Your instructions
Write out the records below word for word, please.

Data supplied
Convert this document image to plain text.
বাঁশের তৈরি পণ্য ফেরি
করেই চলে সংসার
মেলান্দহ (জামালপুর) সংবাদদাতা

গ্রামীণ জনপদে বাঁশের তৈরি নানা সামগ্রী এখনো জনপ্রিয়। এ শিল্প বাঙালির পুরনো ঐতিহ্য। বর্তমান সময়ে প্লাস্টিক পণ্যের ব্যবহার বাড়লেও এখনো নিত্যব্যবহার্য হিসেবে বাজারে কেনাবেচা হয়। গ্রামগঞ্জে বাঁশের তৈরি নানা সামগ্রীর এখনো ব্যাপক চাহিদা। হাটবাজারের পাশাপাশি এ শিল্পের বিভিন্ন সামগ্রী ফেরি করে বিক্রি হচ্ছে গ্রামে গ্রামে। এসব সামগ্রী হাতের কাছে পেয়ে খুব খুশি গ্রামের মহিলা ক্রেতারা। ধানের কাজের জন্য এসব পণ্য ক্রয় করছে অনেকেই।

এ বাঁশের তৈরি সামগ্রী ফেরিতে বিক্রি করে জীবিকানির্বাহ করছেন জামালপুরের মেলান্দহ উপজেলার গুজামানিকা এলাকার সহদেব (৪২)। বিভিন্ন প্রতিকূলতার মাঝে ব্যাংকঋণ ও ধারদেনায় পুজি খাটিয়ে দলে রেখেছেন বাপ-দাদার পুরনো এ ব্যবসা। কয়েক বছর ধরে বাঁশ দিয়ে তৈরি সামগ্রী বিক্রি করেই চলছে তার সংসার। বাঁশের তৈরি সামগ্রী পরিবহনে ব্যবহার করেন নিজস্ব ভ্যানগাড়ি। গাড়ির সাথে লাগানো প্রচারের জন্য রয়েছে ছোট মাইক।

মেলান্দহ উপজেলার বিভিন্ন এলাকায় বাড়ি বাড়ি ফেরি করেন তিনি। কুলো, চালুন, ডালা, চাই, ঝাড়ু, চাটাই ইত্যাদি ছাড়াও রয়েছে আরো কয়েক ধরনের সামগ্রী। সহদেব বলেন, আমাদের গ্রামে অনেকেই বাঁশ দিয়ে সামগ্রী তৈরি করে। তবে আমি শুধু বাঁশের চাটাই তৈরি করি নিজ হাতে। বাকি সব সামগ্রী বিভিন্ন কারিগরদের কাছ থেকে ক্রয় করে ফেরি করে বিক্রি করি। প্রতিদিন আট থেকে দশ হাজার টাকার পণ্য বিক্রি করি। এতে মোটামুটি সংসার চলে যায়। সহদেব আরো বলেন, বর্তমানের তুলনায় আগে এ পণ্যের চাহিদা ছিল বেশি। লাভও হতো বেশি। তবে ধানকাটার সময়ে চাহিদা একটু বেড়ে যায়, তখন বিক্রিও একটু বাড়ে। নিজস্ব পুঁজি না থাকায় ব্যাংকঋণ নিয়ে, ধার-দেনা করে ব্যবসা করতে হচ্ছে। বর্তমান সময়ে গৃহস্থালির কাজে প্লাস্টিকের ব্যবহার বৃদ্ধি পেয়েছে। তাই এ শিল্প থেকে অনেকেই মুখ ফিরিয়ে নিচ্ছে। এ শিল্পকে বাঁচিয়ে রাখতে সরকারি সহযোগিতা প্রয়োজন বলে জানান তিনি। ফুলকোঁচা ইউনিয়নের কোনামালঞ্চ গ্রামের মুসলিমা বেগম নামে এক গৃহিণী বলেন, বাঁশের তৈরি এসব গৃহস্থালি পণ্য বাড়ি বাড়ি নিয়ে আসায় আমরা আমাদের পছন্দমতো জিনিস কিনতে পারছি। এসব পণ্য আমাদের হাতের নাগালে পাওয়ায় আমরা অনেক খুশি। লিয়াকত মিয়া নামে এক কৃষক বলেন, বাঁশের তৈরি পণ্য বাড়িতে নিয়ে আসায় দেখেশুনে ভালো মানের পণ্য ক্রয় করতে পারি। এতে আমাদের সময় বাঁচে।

Exercise solution
Convert this document image to plain text.
বাঁশের তৈরি পণ্য ফেরি
করেই চলে সংসার
মেলান্দহ (জামালপুর) সংবাদদাতা

গ্রামীণ জনপদে বাঁশের তৈরি নানা সামগ্রী এখনো জনপ্রিয়। এ শিল্প বাঙালির পুরনো ঐতিহ্য। বর্তমান সময়ে প্লাস্টিক পণ্যের ব্যবহার বাড়লেও এখনো নিত্যব্যবহার্য হিসেবে বাজারে কেনাবেচা হয়। গ্রামগঞ্জে বাঁশের তৈরি নানা সামগ্রীর এখনো ব্যাপক চাহিদা। হাটবাজারের পাশাপাশি এ শিল্পের বিভিন্ন সামগ্রী ফেরি করে বিক্রি হচ্ছে গ্রামে গ্রামে। এসব সামগ্রী হাতের কাছে পেয়ে খুব খুশি গ্রামের মহিলা ক্রেতারা। ধানের কাজের জন্য এসব পণ্য ক্রয় করছে অনেকেই।

এ বাঁশের তৈরি সামগ্রী ফেরিতে বিক্রি করে জীবিকানির্বাহ করছেন জামালপুরের মেলান্দহ উপজেলার গুজামানিকা এলাকার সহদেব (৪২)। বিভিন্ন প্রতিকূলতার মাঝে ব্যাংকঋণ ও ধারদেনায় পুজি খাটিয়ে দলে রেখেছেন বাপ-দাদার পুরনো এ ব্যবসা। কয়েক বছর ধরে বাঁশ দিয়ে তৈরি সামগ্রী বিক্রি করেই চলছে তার সংসার। বাঁশের তৈরি সামগ্রী পরিবহনে ব্যবহার করেন নিজস্ব ভ্যানগাড়ি। গাড়ির সাথে লাগানো প্রচারের জন্য রয়েছে ছোট মাইক।

মেলান্দহ উপজেলার বিভিন্ন এলাকায় বাড়ি বাড়ি ফেরি করেন তিনি। কুলো, চালুন, ডালা, চাই, ঝাড়ু, চাটাই ইত্যাদি ছাড়াও রয়েছে আরো কয়েক ধরনের সামগ্রী। সহদেব বলেন, আমাদের গ্রামে অনেকেই বাঁশ দিয়ে সামগ্রী তৈরি করে। তবে আমি শুধু বাঁশের চাটাই তৈরি করি নিজ হাতে। বাকি সব সামগ্রী বিভিন্ন কারিগরদের কাছ থেকে ক্রয় করে ফেরি করে বিক্রি করি। প্রতিদিন আট থেকে দশ হাজার টাকার পণ্য বিক্রি করি। এতে মোটামুটি সংসার চলে যায়। সহদেব আরো বলেন, বর্তমানের তুলনায় আগে এ পণ্যের চাহিদা ছিল বেশি। লাভও হতো বেশি। তবে ধানকাটার সময়ে চাহিদা একটু বেড়ে যায়, তখন বিক্রিও একটু বাড়ে। নিজস্ব পুঁজি না থাকায় ব্যাংকঋণ নিয়ে, ধার-দেনা করে ব্যবসা করতে হচ্ছে। বর্তমান সময়ে গৃহস্থালির কাজে প্লাস্টিকের ব্যবহার বৃদ্ধি পেয়েছে। তাই এ শিল্প থেকে অনেকেই মুখ ফিরিয়ে নিচ্ছে। এ শিল্পকে বাঁচিয়ে রাখতে সরকারি সহযোগিতা প্রয়োজন বলে জানান তিনি। ফুলকোঁচা ইউনিয়নের কোনামালঞ্চ গ্রামের মুসলিমা বেগম নামে এক গৃহিণী বলেন, বাঁশের তৈরি এসব গৃহস্থালি পণ্য বাড়ি বাড়ি নিয়ে আসায় আমরা আমাদের পছন্দমতো জিনিস কিনতে পারছি। এসব পণ্য আমাদের হাতের নাগালে পাওয়ায় আমরা অনেক খুশি। লিয়াকত মিয়া নামে এক কৃষক বলেন, বাঁশের তৈরি পণ্য বাড়িতে নিয়ে আসায় দেখেশুনে ভালো মানের পণ্য ক্রয় করতে পারি। এতে আমাদের সময় বাঁচে।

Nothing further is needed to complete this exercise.